------ SUPPLIED INFORMATION

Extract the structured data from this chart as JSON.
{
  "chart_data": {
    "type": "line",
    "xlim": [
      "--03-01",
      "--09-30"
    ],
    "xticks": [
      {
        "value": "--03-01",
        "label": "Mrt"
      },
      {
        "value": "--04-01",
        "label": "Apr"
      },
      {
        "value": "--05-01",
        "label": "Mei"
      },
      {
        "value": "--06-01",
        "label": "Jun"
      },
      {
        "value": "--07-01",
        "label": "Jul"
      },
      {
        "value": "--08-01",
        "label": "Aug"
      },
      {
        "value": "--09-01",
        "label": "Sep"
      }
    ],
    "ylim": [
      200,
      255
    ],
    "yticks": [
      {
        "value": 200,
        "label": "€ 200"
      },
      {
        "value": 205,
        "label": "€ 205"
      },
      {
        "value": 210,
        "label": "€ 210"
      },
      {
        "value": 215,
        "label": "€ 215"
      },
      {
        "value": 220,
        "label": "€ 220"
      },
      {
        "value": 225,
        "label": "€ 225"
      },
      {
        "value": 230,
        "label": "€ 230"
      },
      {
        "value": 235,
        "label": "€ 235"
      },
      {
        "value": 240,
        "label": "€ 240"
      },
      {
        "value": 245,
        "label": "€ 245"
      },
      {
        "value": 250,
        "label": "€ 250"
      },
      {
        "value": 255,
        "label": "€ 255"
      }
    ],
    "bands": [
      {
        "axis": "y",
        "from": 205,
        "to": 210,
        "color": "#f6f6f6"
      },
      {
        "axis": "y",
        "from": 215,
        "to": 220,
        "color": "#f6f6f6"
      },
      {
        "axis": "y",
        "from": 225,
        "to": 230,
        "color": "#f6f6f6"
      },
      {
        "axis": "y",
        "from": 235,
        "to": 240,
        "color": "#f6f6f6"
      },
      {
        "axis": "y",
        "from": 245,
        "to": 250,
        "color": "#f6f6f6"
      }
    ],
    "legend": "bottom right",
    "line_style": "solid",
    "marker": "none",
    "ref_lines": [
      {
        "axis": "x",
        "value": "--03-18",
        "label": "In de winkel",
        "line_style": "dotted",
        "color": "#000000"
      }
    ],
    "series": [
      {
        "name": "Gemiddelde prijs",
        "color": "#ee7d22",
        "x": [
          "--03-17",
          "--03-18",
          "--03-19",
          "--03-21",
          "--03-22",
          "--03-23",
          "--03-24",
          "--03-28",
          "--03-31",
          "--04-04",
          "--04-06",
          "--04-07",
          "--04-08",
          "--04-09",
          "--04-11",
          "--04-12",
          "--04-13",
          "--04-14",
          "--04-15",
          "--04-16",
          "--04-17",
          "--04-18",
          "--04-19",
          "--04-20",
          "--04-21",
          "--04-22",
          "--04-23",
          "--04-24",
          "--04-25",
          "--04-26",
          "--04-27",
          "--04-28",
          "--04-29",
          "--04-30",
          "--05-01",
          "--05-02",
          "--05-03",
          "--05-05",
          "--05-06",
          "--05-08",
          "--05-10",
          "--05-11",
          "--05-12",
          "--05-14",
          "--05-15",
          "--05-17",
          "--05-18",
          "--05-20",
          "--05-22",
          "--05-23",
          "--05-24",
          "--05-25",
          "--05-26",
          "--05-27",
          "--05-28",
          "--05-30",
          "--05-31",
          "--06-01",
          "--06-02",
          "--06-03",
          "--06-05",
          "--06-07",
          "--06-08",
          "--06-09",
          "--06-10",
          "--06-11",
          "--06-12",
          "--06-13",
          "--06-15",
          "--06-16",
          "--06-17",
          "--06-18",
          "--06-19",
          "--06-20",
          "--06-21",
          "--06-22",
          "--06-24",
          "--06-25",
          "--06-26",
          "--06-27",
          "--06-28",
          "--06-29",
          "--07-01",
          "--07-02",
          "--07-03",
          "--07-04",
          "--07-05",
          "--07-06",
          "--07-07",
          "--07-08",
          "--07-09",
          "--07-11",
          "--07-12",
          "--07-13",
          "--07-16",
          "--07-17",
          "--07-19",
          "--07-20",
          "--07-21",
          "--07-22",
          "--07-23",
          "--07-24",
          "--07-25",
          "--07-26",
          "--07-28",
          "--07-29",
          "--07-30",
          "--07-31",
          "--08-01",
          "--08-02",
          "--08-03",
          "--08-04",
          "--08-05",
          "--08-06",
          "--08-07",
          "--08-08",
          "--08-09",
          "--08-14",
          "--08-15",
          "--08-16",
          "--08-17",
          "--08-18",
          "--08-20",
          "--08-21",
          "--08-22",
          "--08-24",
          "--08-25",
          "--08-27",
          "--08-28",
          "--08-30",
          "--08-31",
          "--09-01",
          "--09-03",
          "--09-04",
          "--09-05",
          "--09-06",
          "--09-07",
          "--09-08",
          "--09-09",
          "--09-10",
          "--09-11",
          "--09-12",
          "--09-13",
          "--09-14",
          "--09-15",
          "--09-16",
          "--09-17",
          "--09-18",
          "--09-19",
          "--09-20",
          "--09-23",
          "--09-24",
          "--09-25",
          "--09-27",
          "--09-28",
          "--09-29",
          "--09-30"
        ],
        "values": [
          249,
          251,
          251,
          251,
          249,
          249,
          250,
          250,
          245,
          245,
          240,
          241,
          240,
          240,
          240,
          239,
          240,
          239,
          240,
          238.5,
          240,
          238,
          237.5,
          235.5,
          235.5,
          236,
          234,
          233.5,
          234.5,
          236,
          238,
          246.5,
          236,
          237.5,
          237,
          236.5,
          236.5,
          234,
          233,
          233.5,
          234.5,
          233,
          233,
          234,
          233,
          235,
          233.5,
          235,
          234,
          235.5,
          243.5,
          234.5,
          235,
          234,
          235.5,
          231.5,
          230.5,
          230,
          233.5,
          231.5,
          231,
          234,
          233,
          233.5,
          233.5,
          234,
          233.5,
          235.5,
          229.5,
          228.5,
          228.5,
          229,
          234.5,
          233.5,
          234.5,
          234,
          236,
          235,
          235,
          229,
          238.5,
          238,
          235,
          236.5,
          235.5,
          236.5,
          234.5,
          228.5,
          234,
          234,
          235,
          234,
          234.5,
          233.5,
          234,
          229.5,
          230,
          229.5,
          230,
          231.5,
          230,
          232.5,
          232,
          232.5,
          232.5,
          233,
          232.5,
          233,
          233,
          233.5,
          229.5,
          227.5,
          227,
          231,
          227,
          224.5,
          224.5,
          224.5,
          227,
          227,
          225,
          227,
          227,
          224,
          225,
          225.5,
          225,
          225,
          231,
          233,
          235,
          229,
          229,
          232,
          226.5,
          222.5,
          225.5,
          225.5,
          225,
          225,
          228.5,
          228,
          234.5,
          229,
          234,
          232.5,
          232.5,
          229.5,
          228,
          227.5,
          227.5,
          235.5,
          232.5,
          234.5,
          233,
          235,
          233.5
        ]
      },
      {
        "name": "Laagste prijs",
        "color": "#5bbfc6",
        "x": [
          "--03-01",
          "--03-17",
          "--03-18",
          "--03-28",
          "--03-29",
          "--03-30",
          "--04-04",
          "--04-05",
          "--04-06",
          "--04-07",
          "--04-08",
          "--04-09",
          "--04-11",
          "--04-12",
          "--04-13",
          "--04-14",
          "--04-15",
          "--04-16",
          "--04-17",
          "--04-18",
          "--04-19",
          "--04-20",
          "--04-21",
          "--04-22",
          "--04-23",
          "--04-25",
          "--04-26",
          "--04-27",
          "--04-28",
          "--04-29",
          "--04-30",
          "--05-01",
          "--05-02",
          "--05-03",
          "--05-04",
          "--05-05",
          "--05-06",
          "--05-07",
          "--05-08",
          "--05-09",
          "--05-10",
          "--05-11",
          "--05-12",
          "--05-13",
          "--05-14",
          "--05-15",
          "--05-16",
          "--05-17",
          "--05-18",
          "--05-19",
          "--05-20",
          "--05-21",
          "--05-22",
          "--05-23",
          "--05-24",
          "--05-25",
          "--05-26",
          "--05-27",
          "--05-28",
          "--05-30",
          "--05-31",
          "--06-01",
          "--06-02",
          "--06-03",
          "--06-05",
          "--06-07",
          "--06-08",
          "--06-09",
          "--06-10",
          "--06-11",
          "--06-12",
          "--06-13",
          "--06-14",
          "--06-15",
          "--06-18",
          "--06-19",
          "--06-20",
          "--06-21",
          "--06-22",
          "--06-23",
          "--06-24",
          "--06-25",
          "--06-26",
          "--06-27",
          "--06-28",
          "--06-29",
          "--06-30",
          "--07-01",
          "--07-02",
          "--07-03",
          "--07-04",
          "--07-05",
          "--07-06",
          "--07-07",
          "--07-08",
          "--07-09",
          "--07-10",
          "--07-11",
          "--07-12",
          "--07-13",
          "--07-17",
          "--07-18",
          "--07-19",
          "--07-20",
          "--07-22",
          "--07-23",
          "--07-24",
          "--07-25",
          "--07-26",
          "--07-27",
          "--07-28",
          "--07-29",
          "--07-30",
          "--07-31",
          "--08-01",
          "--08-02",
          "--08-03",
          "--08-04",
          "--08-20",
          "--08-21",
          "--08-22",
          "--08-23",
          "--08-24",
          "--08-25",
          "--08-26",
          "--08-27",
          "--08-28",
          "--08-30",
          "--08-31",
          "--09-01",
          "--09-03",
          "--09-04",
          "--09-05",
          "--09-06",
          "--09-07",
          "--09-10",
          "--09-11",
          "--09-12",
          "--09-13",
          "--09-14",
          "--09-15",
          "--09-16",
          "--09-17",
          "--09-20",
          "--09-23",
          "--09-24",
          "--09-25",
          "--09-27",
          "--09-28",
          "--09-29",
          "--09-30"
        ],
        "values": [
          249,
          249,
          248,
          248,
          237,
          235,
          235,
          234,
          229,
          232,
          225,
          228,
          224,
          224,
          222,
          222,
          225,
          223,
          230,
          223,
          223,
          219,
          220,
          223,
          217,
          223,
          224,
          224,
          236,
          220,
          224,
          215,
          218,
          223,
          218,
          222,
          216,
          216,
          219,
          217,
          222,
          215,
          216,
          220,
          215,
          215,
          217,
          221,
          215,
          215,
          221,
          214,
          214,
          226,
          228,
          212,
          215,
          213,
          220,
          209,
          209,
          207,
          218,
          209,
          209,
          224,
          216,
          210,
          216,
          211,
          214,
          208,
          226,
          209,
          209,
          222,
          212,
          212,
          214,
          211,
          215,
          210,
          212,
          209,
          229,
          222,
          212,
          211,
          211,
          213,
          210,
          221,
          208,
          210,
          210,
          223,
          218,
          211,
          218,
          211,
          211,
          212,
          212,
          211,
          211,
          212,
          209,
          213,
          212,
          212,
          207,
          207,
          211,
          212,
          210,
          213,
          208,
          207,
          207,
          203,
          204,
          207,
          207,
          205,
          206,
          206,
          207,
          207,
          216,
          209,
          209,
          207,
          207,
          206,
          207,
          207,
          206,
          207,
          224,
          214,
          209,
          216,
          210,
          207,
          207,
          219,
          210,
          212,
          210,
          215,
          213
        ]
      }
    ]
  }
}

------------

**WRITTEN PROBLEM:** Determine how many lines of the entries above carry the string "from", and give that number alone.

**RESPONSE FOR THIS EXERCISE:** 6